Extracted information »

§

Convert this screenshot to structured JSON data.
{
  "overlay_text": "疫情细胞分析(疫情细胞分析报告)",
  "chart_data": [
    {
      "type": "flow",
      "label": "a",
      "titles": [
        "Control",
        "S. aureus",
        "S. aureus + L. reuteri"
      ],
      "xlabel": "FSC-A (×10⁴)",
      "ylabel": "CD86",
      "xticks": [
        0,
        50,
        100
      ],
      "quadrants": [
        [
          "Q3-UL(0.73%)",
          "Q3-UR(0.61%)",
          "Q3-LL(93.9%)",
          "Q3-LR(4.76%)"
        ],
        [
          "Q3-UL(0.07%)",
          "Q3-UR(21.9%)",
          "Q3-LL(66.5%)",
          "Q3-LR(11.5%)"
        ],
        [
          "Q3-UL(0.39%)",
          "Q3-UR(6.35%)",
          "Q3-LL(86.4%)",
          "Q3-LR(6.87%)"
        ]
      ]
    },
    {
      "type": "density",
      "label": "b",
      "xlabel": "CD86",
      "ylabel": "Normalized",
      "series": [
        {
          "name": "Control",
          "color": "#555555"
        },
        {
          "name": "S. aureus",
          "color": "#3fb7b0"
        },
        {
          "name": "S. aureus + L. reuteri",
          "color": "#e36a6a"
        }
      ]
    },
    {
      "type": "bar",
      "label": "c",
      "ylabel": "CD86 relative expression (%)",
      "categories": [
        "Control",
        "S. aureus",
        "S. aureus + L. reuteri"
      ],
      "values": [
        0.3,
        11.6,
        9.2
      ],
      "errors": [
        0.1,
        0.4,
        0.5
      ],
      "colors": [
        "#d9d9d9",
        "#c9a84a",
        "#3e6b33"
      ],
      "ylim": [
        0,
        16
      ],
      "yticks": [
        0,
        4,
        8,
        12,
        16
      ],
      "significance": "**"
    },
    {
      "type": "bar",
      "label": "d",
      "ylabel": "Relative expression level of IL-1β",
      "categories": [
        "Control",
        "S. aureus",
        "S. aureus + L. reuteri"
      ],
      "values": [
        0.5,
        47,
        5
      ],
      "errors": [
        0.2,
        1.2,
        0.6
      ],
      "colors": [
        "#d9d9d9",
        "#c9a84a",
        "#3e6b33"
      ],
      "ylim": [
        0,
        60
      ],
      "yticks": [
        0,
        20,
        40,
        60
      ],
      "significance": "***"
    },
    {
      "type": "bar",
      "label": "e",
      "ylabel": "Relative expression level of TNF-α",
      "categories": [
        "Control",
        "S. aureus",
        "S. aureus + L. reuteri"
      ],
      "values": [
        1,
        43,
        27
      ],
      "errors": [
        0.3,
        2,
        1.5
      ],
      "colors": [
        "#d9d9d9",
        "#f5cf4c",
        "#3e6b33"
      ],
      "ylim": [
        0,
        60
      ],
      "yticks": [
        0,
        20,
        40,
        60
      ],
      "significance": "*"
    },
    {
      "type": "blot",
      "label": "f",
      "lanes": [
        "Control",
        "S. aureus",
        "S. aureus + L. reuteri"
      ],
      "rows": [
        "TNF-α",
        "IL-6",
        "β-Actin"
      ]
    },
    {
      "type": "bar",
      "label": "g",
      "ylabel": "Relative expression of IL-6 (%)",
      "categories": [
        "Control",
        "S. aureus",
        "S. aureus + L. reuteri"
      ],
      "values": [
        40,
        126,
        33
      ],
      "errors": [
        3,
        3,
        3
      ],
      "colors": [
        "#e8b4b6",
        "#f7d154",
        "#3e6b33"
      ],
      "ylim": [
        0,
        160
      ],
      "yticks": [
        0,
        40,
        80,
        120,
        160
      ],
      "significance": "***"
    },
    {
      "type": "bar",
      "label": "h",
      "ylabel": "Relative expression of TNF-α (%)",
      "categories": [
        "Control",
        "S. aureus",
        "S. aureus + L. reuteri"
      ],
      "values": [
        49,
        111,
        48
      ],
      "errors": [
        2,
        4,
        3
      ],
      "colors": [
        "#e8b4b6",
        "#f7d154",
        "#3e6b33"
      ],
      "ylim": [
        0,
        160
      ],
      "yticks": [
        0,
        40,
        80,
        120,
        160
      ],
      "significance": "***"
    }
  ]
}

§

The problem » Reproduce all of the data exactly as given.

Output of the task »
Convert this screenshot to structured JSON data.
{
  "overlay_text": "疫情细胞分析(疫情细胞分析报告)",
  "chart_data": [
    {
      "type": "flow",
      "label": "a",
      "titles": [
        "Control",
        "S. aureus",
        "S. aureus + L. reuteri"
      ],
      "xlabel": "FSC-A (×10⁴)",
      "ylabel": "CD86",
      "xticks": [
        0,
        50,
        100
      ],
      "quadrants": [
        [
          "Q3-UL(0.73%)",
          "Q3-UR(0.61%)",
          "Q3-LL(93.9%)",
          "Q3-LR(4.76%)"
        ],
        [
          "Q3-UL(0.07%)",
          "Q3-UR(21.9%)",
          "Q3-LL(66.5%)",
          "Q3-LR(11.5%)"
        ],
        [
          "Q3-UL(0.39%)",
          "Q3-UR(6.35%)",
          "Q3-LL(86.4%)",
          "Q3-LR(6.87%)"
        ]
      ]
    },
    {
      "type": "density",
      "label": "b",
      "xlabel": "CD86",
      "ylabel": "Normalized",
      "series": [
        {
          "name": "Control",
          "color": "#555555"
        },
        {
          "name": "S. aureus",
          "color": "#3fb7b0"
        },
        {
          "name": "S. aureus + L. reuteri",
          "color": "#e36a6a"
        }
      ]
    },
    {
      "type": "bar",
      "label": "c",
      "ylabel": "CD86 relative expression (%)",
      "categories": [
        "Control",
        "S. aureus",
        "S. aureus + L. reuteri"
      ],
      "values": [
        0.3,
        11.6,
        9.2
      ],
      "errors": [
        0.1,
        0.4,
        0.5
      ],
      "colors": [
        "#d9d9d9",
        "#c9a84a",
        "#3e6b33"
      ],
      "ylim": [
        0,
        16
      ],
      "yticks": [
        0,
        4,
        8,
        12,
        16
      ],
      "significance": "**"
    },
    {
      "type": "bar",
      "label": "d",
      "ylabel": "Relative expression level of IL-1β",
      "categories": [
        "Control",
        "S. aureus",
        "S. aureus + L. reuteri"
      ],
      "values": [
        0.5,
        47,
        5
      ],
      "errors": [
        0.2,
        1.2,
        0.6
      ],
      "colors": [
        "#d9d9d9",
        "#c9a84a",
        "#3e6b33"
      ],
      "ylim": [
        0,
        60
      ],
      "yticks": [
        0,
        20,
        40,
        60
      ],
      "significance": "***"
    },
    {
      "type": "bar",
      "label": "e",
      "ylabel": "Relative expression level of TNF-α",
      "categories": [
        "Control",
        "S. aureus",
        "S. aureus + L. reuteri"
      ],
      "values": [
        1,
        43,
        27
      ],
      "errors": [
        0.3,
        2,
        1.5
      ],
      "colors": [
        "#d9d9d9",
        "#f5cf4c",
        "#3e6b33"
      ],
      "ylim": [
        0,
        60
      ],
      "yticks": [
        0,
        20,
        40,
        60
      ],
      "significance": "*"
    },
    {
      "type": "blot",
      "label": "f",
      "lanes": [
        "Control",
        "S. aureus",
        "S. aureus + L. reuteri"
      ],
      "rows": [
        "TNF-α",
        "IL-6",
        "β-Actin"
      ]
    },
    {
      "type": "bar",
      "label": "g",
      "ylabel": "Relative expression of IL-6 (%)",
      "categories": [
        "Control",
        "S. aureus",
        "S. aureus + L. reuteri"
      ],
      "values": [
        40,
        126,
        33
      ],
      "errors": [
        3,
        3,
        3
      ],
      "colors": [
        "#e8b4b6",
        "#f7d154",
        "#3e6b33"
      ],
      "ylim": [
        0,
        160
      ],
      "yticks": [
        0,
        40,
        80,
        120,
        160
      ],
      "significance": "***"
    },
    {
      "type": "bar",
      "label": "h",
      "ylabel": "Relative expression of TNF-α (%)",
      "categories": [
        "Control",
        "S. aureus",
        "S. aureus + L. reuteri"
      ],
      "values": [
        49,
        111,
        48
      ],
      "errors": [
        2,
        4,
        3
      ],
      "colors": [
        "#e8b4b6",
        "#f7d154",
        "#3e6b33"
      ],
      "ylim": [
        0,
        160
      ],
      "yticks": [
        0,
        40,
        80,
        120,
        160
      ],
      "significance": "***"
    }
  ]
}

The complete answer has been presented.